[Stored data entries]
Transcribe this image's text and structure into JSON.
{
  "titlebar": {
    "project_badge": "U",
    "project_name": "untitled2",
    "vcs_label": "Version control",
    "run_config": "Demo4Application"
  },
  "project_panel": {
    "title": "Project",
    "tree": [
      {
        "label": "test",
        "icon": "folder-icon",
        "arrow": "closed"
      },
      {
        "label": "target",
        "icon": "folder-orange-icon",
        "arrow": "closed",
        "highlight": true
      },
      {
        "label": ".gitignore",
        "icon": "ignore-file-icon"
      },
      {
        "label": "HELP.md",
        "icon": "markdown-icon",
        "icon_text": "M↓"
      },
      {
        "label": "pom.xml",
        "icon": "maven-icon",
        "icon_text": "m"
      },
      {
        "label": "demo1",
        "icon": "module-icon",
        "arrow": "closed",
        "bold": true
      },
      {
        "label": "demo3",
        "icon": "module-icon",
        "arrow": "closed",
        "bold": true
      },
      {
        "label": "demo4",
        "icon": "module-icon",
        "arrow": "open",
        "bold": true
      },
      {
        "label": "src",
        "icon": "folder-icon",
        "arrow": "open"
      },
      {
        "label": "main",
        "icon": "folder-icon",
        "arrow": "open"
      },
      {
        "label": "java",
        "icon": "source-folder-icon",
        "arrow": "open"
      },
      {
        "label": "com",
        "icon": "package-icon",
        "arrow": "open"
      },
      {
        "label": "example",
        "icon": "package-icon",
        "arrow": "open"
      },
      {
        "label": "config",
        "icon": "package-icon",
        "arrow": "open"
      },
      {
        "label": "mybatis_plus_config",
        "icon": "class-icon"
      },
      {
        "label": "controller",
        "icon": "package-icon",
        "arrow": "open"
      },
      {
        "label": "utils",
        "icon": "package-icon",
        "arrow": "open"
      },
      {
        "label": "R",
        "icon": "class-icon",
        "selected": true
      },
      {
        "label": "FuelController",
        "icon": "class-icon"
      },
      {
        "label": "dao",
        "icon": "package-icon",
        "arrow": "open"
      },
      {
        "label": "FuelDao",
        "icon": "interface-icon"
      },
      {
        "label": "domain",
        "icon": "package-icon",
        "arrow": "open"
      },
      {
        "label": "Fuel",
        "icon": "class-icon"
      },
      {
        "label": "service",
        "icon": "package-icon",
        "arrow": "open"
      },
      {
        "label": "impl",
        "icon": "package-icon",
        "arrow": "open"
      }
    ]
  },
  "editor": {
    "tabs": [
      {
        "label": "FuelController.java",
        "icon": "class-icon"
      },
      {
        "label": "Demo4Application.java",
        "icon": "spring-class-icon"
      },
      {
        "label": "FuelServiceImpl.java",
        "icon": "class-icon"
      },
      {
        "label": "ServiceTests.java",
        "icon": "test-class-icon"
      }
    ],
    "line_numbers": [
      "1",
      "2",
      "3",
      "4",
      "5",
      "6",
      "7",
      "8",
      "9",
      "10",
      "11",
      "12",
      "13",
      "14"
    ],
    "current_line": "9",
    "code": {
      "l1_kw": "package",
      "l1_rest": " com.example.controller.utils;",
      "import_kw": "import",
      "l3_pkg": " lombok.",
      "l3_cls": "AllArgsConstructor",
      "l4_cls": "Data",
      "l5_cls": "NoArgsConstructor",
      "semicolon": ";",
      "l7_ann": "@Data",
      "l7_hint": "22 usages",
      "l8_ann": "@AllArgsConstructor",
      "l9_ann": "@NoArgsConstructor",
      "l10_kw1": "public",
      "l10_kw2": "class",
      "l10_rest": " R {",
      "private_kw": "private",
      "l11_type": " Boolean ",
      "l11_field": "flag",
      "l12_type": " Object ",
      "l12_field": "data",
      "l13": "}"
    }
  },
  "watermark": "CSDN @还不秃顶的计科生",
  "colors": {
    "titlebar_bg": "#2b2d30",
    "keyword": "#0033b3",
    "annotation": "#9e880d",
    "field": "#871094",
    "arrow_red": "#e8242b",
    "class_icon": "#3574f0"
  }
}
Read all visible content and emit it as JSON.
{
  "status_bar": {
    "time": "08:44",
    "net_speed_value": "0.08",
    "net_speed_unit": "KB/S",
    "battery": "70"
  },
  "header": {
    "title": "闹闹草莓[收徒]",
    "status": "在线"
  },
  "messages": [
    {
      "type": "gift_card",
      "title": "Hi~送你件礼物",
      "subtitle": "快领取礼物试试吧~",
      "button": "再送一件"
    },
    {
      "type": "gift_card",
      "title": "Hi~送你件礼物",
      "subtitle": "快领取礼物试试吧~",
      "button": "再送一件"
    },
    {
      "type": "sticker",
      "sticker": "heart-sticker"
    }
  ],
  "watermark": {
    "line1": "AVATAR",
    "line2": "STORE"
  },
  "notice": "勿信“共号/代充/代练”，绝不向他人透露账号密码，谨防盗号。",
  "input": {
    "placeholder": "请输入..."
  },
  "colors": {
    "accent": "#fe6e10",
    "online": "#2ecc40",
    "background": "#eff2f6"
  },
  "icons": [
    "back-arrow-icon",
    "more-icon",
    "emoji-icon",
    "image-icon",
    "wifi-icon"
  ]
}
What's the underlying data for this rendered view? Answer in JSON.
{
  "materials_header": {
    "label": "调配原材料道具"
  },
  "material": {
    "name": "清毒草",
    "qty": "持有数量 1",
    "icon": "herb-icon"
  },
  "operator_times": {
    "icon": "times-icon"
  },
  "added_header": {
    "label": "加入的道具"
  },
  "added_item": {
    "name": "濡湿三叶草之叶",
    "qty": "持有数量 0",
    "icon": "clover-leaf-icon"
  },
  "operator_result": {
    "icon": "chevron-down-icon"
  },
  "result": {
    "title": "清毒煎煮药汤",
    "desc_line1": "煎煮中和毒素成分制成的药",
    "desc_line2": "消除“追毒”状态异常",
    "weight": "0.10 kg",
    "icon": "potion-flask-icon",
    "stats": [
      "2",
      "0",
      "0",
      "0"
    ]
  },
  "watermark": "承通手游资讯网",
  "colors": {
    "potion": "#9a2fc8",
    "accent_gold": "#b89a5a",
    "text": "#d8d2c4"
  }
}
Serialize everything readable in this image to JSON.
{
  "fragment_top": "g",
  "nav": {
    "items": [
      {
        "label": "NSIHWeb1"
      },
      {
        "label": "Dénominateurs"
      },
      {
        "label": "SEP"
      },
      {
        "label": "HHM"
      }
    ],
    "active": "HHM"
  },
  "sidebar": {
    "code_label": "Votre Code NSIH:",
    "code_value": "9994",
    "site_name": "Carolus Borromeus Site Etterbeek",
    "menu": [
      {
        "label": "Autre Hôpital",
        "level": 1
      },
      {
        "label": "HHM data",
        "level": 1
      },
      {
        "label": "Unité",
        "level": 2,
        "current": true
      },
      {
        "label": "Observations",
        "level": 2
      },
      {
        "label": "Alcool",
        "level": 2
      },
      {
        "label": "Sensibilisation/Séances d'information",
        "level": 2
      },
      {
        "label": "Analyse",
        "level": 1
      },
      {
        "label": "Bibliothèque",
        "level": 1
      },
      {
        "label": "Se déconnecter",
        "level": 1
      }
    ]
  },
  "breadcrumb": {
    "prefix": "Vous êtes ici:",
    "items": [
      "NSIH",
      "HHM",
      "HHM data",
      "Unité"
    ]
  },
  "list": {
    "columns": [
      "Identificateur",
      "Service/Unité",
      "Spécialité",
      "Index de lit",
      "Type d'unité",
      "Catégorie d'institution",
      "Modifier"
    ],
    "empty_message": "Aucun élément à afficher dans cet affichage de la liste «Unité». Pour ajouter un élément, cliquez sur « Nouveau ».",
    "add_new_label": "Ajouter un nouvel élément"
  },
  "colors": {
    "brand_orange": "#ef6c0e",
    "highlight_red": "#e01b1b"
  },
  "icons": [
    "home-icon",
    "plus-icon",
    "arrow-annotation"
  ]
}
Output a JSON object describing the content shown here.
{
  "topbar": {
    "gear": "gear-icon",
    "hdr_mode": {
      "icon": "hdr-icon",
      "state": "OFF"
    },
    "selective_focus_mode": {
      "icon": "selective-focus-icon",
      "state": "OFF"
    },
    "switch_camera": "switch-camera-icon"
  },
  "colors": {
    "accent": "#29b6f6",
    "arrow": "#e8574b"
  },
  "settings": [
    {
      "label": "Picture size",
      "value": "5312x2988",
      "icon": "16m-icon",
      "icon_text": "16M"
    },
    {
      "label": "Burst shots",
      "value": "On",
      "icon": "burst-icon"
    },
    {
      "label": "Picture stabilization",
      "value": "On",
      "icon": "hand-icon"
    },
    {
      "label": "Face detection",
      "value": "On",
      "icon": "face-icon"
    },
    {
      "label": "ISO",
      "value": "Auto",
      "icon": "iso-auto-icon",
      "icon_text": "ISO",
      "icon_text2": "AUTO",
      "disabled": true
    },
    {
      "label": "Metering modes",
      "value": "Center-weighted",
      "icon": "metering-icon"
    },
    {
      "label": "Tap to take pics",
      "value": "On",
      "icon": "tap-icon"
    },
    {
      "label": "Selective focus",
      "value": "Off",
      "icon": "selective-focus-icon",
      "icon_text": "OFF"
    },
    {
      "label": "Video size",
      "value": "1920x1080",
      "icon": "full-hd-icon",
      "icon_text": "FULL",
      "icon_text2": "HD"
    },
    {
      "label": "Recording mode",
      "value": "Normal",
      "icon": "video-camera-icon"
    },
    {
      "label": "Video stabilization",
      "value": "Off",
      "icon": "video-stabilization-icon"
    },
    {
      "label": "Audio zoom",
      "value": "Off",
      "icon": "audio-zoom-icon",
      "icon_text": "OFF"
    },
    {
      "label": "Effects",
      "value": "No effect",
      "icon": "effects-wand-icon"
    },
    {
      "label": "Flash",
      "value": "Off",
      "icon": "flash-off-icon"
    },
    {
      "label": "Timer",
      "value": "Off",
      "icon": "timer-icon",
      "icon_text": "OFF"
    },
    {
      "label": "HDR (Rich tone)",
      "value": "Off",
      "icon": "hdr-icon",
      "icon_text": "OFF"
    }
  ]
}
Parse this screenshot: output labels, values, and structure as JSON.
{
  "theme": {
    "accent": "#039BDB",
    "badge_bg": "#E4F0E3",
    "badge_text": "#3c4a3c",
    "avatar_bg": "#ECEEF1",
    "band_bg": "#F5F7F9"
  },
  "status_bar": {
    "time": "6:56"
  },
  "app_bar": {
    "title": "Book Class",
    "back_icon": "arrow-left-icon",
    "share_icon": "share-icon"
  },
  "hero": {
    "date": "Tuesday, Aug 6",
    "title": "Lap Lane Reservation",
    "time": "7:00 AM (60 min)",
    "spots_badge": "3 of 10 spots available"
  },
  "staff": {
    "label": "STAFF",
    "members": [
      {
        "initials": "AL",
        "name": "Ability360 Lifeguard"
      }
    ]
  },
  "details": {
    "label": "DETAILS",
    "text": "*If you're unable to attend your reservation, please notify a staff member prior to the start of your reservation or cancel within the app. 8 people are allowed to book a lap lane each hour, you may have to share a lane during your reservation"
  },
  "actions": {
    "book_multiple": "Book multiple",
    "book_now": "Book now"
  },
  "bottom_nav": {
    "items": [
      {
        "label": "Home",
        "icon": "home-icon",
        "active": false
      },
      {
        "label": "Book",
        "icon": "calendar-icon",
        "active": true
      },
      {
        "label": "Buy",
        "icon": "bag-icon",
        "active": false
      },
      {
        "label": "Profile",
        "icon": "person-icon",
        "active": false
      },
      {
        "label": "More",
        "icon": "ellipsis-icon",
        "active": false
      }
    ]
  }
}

Directive ▸ Print nothing but the lines from the line with "Parse this screenshot: output" to the last line of the records above. Both of those lines count.

Full solution ▸
Parse this screenshot: output labels, values, and structure as JSON.
{
  "theme": {
    "accent": "#039BDB",
    "badge_bg": "#E4F0E3",
    "badge_text": "#3c4a3c",
    "avatar_bg": "#ECEEF1",
    "band_bg": "#F5F7F9"
  },
  "status_bar": {
    "time": "6:56"
  },
  "app_bar": {
    "title": "Book Class",
    "back_icon": "arrow-left-icon",
    "share_icon": "share-icon"
  },
  "hero": {
    "date": "Tuesday, Aug 6",
    "title": "Lap Lane Reservation",
    "time": "7:00 AM (60 min)",
    "spots_badge": "3 of 10 spots available"
  },
  "staff": {
    "label": "STAFF",
    "members": [
      {
        "initials": "AL",
        "name": "Ability360 Lifeguard"
      }
    ]
  },
  "details": {
    "label": "DETAILS",
    "text": "*If you're unable to attend your reservation, please notify a staff member prior to the start of your reservation or cancel within the app. 8 people are allowed to book a lap lane each hour, you may have to share a lane during your reservation"
  },
  "actions": {
    "book_multiple": "Book multiple",
    "book_now": "Book now"
  },
  "bottom_nav": {
    "items": [
      {
        "label": "Home",
        "icon": "home-icon",
        "active": false
      },
      {
        "label": "Book",
        "icon": "calendar-icon",
        "active": true
      },
      {
        "label": "Buy",
        "icon": "bag-icon",
        "active": false
      },
      {
        "label": "Profile",
        "icon": "person-icon",
        "active": false
      },
      {
        "label": "More",
        "icon": "ellipsis-icon",
        "active": false
      }
    ]
  }
}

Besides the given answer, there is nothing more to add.